-- begin Provided records --

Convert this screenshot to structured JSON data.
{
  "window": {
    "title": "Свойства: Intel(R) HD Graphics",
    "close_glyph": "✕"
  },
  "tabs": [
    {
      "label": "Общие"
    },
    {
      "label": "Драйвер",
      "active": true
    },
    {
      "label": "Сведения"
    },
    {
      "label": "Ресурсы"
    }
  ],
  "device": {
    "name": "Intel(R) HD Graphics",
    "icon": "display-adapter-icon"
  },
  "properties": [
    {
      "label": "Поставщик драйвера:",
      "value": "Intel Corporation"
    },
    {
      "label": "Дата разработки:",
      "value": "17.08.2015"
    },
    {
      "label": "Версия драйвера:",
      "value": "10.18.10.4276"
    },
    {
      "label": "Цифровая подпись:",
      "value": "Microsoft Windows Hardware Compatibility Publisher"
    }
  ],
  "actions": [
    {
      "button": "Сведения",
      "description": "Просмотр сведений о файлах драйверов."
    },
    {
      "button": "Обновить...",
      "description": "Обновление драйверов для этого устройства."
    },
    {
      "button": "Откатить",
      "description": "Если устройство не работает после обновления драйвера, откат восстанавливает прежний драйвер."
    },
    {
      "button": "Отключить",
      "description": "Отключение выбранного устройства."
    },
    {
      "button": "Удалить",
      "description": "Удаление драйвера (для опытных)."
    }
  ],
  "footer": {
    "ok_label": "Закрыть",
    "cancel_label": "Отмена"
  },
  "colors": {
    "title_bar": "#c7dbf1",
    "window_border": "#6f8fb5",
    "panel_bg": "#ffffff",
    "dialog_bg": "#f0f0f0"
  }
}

-- end Provided records --

Goal – Output all of the material, please, exactly as it stands.

Written reply –
Convert this screenshot to structured JSON data.
{
  "window": {
    "title": "Свойства: Intel(R) HD Graphics",
    "close_glyph": "✕"
  },
  "tabs": [
    {
      "label": "Общие"
    },
    {
      "label": "Драйвер",
      "active": true
    },
    {
      "label": "Сведения"
    },
    {
      "label": "Ресурсы"
    }
  ],
  "device": {
    "name": "Intel(R) HD Graphics",
    "icon": "display-adapter-icon"
  },
  "properties": [
    {
      "label": "Поставщик драйвера:",
      "value": "Intel Corporation"
    },
    {
      "label": "Дата разработки:",
      "value": "17.08.2015"
    },
    {
      "label": "Версия драйвера:",
      "value": "10.18.10.4276"
    },
    {
      "label": "Цифровая подпись:",
      "value": "Microsoft Windows Hardware Compatibility Publisher"
    }
  ],
  "actions": [
    {
      "button": "Сведения",
      "description": "Просмотр сведений о файлах драйверов."
    },
    {
      "button": "Обновить...",
      "description": "Обновление драйверов для этого устройства."
    },
    {
      "button": "Откатить",
      "description": "Если устройство не работает после обновления драйвера, откат восстанавливает прежний драйвер."
    },
    {
      "button": "Отключить",
      "description": "Отключение выбранного устройства."
    },
    {
      "button": "Удалить",
      "description": "Удаление драйвера (для опытных)."
    }
  ],
  "footer": {
    "ok_label": "Закрыть",
    "cancel_label": "Отмена"
  },
  "colors": {
    "title_bar": "#c7dbf1",
    "window_border": "#6f8fb5",
    "panel_bg": "#ffffff",
    "dialog_bg": "#f0f0f0"
  }
}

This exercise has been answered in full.